- [Instructions to follow]
For each line below that contains the string "JSON", copy that line.

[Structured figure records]
++++++++++++++++++++

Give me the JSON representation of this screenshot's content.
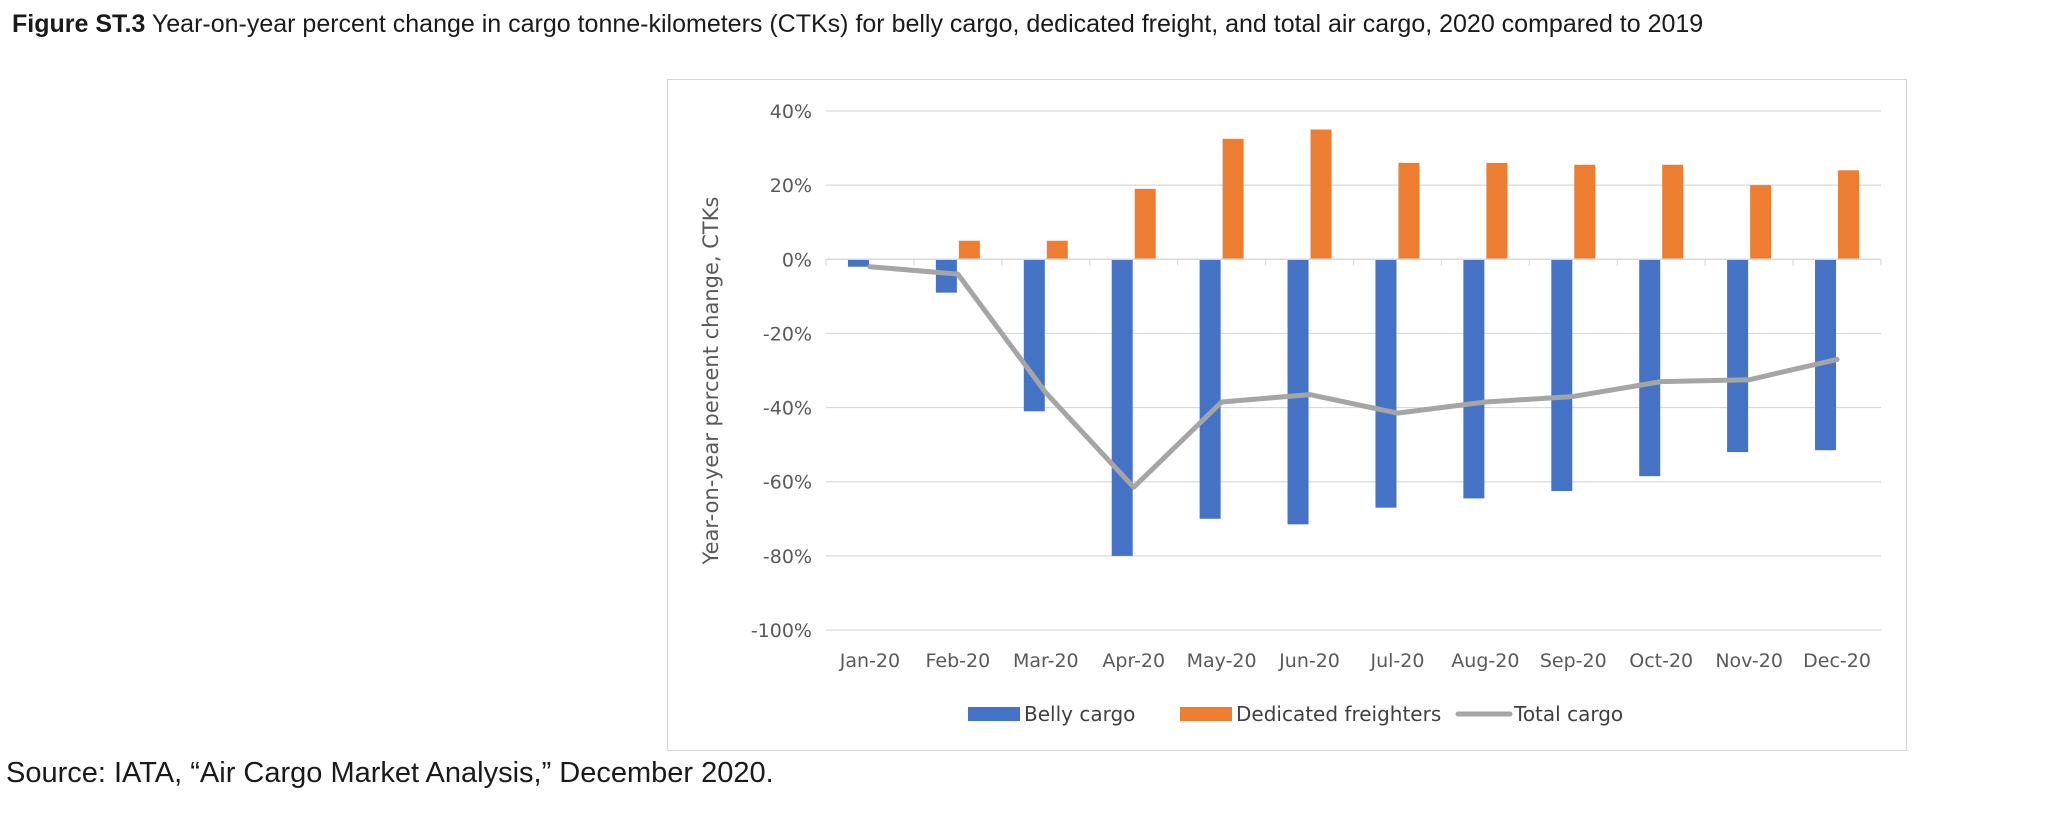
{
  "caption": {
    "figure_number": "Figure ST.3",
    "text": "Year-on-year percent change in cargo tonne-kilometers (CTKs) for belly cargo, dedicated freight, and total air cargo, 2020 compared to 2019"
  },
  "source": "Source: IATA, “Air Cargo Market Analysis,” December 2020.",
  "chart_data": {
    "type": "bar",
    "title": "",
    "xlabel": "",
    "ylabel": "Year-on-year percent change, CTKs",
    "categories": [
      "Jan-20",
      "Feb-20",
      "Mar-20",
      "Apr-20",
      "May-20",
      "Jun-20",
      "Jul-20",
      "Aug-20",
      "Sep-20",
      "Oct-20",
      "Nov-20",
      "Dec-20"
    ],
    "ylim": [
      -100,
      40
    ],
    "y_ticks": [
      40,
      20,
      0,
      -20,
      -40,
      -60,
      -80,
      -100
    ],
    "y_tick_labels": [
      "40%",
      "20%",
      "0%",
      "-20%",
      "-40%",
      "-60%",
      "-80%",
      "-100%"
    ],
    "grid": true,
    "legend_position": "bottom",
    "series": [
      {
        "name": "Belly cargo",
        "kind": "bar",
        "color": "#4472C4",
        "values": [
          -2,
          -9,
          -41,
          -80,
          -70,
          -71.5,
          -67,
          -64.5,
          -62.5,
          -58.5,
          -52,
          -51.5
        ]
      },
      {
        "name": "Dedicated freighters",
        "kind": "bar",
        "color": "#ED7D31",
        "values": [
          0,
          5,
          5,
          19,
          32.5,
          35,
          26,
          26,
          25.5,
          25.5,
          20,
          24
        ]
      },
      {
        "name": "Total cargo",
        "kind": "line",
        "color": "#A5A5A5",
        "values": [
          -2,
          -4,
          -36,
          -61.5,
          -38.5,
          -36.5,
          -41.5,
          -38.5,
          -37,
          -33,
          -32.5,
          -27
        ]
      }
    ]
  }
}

++++++++++++++++++++

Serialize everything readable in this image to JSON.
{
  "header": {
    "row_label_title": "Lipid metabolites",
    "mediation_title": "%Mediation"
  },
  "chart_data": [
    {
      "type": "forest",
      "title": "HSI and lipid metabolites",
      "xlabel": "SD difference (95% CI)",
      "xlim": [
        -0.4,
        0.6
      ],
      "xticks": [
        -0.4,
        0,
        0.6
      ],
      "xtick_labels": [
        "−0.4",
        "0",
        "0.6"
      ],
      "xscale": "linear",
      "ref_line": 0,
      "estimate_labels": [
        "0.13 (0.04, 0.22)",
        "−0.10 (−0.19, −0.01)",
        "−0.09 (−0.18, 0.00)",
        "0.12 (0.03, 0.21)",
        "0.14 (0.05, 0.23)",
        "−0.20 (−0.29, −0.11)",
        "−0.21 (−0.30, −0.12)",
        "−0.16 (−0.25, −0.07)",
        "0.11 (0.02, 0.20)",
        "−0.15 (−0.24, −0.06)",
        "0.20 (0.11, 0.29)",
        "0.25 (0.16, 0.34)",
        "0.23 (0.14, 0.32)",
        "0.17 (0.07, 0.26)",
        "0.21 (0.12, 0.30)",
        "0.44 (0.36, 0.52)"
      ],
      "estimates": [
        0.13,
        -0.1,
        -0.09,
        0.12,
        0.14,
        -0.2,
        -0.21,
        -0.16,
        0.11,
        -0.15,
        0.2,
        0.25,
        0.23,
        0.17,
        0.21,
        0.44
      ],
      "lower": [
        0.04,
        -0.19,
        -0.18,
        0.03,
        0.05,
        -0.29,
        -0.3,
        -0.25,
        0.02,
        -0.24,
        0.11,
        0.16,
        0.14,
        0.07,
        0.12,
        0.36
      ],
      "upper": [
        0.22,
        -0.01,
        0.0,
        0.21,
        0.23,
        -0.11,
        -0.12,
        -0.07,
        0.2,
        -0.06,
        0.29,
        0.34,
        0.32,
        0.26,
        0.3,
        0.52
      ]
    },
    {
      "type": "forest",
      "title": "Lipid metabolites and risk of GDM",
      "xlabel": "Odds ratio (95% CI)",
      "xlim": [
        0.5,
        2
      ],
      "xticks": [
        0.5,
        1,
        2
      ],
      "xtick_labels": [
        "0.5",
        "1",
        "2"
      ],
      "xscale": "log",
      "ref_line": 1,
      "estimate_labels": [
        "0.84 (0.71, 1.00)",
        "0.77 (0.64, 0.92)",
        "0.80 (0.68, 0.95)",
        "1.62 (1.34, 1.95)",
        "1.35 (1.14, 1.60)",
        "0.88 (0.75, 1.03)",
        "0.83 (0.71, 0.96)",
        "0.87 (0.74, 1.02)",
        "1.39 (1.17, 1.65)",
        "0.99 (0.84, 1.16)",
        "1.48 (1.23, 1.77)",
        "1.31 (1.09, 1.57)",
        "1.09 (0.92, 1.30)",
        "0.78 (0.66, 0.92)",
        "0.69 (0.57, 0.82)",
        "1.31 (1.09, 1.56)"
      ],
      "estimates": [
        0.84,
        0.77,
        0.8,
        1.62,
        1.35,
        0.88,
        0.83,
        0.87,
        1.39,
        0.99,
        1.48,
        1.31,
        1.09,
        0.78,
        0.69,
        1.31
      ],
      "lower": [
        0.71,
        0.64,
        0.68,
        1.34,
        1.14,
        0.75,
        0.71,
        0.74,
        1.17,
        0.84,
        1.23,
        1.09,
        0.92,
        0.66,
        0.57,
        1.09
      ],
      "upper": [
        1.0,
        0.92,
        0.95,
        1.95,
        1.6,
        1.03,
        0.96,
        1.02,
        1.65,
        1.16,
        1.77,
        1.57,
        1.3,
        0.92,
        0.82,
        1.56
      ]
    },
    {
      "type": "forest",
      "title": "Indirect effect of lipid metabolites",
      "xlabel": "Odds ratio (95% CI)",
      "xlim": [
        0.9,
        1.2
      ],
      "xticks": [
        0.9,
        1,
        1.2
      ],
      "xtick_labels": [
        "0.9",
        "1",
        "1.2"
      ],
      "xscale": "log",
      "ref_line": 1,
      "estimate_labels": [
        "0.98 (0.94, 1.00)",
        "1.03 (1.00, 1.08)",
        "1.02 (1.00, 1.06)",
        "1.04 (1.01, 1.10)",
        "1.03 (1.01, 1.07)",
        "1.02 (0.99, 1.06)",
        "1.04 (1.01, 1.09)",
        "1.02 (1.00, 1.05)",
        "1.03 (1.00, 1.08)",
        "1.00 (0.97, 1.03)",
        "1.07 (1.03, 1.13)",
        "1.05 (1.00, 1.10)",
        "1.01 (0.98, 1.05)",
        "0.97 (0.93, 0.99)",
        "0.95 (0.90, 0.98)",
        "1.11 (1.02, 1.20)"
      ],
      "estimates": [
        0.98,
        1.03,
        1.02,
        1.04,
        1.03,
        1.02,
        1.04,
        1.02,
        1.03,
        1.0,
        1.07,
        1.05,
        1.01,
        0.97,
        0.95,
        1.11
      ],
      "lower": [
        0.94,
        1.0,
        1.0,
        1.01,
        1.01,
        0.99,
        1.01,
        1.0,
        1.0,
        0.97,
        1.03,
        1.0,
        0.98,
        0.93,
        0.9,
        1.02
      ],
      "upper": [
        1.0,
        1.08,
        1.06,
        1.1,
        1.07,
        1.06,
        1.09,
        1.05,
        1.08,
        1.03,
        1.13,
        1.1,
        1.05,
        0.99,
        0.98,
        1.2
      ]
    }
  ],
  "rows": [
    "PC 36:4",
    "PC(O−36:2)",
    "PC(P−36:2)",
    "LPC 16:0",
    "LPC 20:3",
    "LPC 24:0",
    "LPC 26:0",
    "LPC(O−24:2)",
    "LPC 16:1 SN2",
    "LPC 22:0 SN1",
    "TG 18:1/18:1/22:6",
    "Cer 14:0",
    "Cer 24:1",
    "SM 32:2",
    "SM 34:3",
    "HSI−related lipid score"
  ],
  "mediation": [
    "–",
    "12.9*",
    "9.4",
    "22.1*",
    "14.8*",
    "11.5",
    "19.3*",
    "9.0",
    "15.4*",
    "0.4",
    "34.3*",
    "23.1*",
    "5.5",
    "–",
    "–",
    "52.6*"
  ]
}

++++++++++++++++++++

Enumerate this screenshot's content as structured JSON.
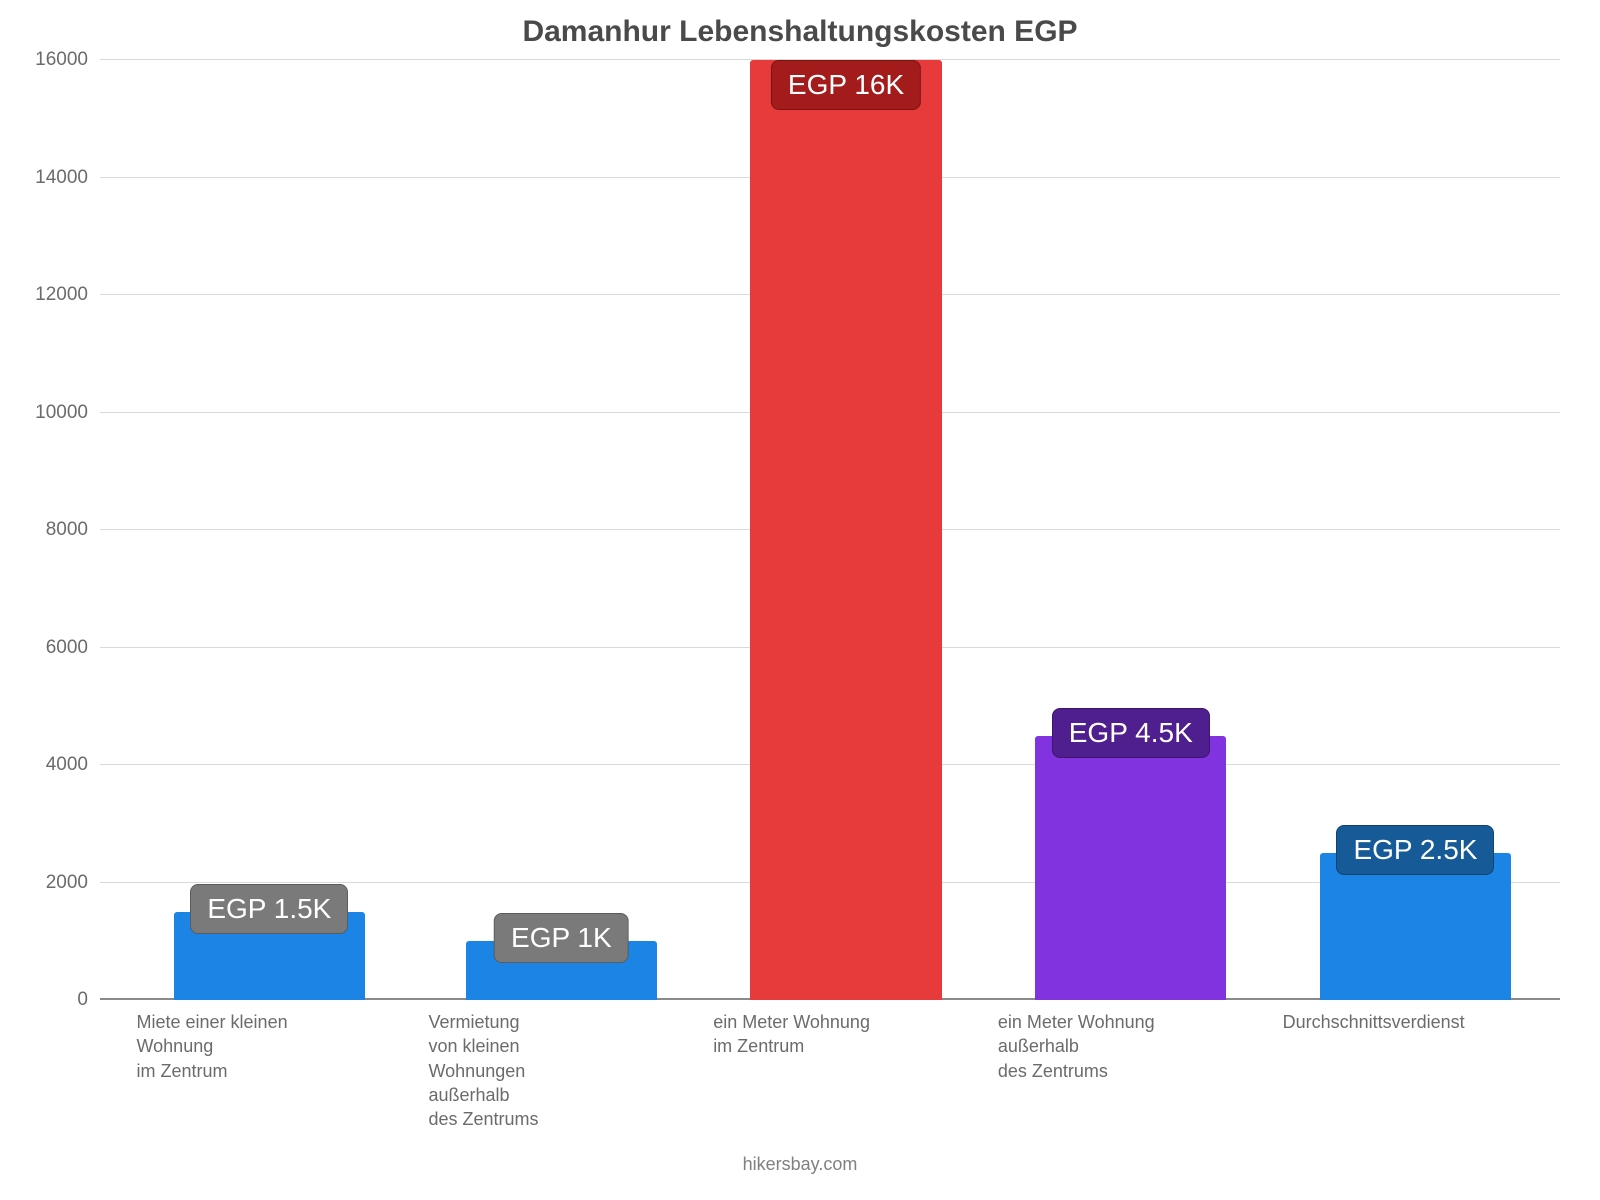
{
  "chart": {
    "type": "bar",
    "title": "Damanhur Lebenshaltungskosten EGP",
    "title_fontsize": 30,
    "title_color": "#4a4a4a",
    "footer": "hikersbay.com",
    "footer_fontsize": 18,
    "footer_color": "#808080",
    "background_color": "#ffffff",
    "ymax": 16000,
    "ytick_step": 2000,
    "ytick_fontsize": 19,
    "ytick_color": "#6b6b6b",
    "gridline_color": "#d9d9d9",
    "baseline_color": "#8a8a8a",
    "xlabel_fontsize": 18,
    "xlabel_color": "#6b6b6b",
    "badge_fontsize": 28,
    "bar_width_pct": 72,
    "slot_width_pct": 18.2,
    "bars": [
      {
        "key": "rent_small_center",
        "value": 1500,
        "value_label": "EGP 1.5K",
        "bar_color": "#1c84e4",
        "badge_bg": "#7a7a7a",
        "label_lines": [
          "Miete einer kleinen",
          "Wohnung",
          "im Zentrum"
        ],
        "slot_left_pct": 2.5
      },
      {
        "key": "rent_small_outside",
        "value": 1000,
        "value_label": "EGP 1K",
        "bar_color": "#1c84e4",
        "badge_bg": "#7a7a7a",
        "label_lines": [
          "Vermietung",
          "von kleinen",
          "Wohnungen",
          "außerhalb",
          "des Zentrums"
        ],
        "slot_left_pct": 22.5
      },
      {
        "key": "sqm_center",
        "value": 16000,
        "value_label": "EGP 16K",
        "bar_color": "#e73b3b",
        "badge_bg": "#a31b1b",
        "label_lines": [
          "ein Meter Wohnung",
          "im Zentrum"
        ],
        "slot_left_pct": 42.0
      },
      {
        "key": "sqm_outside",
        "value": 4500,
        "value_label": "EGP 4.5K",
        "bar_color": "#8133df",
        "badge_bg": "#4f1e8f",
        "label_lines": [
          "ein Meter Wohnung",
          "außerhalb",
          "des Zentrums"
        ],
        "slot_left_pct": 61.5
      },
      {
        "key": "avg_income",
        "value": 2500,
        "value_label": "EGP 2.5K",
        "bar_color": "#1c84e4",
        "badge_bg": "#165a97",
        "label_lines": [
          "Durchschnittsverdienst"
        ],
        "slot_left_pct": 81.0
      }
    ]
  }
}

++++++++++++++++++++

- [Written response]
Give me the JSON representation of this screenshot's content.
Serialize everything readable in this image to JSON.
Enumerate this screenshot's content as structured JSON.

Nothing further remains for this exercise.